> **Records provided**
***

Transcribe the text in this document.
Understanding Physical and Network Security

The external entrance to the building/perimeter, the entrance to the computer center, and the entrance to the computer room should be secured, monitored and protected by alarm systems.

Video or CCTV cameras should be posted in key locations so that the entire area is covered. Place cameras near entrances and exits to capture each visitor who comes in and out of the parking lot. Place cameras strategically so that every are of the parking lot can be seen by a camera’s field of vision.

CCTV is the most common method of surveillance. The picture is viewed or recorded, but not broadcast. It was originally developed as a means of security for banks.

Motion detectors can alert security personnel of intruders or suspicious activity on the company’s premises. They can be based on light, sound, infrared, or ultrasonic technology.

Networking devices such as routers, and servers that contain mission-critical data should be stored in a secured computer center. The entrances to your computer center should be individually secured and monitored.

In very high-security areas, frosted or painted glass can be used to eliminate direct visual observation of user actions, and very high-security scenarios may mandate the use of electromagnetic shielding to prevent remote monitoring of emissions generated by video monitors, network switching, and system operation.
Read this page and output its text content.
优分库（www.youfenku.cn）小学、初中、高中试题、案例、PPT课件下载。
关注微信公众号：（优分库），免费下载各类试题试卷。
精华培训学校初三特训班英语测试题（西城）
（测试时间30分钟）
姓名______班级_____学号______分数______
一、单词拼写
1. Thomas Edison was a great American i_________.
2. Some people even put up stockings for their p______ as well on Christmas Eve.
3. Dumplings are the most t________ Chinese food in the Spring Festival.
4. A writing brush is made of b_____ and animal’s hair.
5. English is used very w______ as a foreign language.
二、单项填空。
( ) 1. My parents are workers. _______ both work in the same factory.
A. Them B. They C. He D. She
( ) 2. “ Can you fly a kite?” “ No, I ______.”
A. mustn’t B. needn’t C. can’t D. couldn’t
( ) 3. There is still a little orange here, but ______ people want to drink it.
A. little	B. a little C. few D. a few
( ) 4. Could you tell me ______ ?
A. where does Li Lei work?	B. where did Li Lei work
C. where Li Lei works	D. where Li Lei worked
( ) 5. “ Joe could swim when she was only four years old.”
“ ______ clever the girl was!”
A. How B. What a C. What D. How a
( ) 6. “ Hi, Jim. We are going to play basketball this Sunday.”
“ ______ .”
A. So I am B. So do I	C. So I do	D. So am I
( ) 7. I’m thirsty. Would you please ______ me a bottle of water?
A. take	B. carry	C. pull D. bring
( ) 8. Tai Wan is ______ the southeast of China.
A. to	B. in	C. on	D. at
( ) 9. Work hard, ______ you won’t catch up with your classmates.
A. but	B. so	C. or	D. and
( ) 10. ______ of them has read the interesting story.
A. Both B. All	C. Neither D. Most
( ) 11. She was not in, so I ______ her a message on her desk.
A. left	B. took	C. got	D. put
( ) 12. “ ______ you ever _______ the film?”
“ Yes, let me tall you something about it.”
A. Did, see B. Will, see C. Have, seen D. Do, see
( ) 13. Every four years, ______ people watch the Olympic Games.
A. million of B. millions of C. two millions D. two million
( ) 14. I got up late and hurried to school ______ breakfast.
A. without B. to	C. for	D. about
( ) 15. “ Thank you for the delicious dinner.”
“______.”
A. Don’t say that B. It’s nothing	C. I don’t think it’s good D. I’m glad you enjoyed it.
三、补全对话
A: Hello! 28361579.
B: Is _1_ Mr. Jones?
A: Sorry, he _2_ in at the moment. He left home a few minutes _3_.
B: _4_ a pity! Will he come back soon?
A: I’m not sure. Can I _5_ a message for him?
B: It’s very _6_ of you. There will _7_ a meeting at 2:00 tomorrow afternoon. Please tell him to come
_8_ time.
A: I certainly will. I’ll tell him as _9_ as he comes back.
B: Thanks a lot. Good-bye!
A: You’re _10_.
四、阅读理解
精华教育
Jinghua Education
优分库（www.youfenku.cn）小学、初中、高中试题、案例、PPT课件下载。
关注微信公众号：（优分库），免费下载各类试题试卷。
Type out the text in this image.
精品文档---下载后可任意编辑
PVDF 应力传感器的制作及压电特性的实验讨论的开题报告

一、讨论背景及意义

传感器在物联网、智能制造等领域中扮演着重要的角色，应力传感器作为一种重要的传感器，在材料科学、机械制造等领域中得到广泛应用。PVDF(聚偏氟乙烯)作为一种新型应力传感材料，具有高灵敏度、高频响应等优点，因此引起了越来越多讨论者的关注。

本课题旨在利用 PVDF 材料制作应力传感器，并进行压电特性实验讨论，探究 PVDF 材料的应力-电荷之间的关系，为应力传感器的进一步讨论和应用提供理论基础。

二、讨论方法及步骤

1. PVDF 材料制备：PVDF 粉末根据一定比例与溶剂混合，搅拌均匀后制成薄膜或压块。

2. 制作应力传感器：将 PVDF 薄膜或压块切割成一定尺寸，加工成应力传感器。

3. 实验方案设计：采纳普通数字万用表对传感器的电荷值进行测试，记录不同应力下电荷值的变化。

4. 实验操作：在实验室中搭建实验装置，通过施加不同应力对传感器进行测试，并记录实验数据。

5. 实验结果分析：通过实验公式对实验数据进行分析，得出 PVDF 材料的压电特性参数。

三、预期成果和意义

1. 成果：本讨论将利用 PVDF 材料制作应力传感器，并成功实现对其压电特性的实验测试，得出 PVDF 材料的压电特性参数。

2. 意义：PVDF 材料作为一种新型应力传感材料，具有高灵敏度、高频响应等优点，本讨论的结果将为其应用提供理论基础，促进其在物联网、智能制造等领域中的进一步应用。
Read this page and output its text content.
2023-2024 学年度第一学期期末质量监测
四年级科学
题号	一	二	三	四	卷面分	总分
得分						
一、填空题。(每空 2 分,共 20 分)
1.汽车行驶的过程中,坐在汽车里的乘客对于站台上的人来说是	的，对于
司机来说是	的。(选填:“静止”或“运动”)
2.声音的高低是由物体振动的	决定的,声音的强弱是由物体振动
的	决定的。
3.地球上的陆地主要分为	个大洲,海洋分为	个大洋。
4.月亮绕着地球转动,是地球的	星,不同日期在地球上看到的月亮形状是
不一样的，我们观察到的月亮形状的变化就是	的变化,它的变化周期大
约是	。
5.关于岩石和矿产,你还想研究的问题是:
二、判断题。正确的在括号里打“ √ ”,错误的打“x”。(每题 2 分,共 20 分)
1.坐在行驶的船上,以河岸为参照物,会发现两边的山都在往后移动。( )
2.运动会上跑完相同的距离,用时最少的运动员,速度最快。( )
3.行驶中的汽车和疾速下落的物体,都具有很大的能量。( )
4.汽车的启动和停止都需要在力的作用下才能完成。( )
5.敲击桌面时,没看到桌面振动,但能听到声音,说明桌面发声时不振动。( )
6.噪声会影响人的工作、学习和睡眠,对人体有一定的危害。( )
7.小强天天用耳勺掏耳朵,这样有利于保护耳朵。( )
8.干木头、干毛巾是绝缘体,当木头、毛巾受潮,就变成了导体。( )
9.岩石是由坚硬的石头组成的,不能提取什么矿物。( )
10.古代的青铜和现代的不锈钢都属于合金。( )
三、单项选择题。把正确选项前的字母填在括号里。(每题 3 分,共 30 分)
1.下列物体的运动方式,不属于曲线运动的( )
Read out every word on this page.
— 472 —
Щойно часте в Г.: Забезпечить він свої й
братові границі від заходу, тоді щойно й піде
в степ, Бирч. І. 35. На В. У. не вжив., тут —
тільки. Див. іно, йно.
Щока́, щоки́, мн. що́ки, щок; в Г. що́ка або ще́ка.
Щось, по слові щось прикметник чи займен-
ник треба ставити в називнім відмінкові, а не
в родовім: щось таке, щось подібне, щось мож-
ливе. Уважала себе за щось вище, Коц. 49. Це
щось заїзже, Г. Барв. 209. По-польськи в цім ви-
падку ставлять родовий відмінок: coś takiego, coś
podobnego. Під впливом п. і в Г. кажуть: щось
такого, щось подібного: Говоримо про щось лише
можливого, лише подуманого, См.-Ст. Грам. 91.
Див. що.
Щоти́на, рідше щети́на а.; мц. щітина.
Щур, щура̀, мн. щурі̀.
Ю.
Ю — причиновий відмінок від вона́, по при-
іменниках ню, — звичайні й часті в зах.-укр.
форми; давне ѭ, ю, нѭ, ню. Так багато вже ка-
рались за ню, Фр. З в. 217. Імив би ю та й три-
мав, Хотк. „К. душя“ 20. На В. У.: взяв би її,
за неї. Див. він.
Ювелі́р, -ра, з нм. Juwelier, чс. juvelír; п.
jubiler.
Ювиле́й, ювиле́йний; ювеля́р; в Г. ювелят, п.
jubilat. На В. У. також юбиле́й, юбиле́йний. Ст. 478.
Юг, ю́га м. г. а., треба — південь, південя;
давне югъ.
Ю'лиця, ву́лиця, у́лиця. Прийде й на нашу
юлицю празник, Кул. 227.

***

> **Problem requirements**
Gather each line in these records that contains the string "where".

> **Exercise solution**
A. where does Li Lei work?	B. where did Li Lei work
C. where Li Lei works	D. where Li Lei worked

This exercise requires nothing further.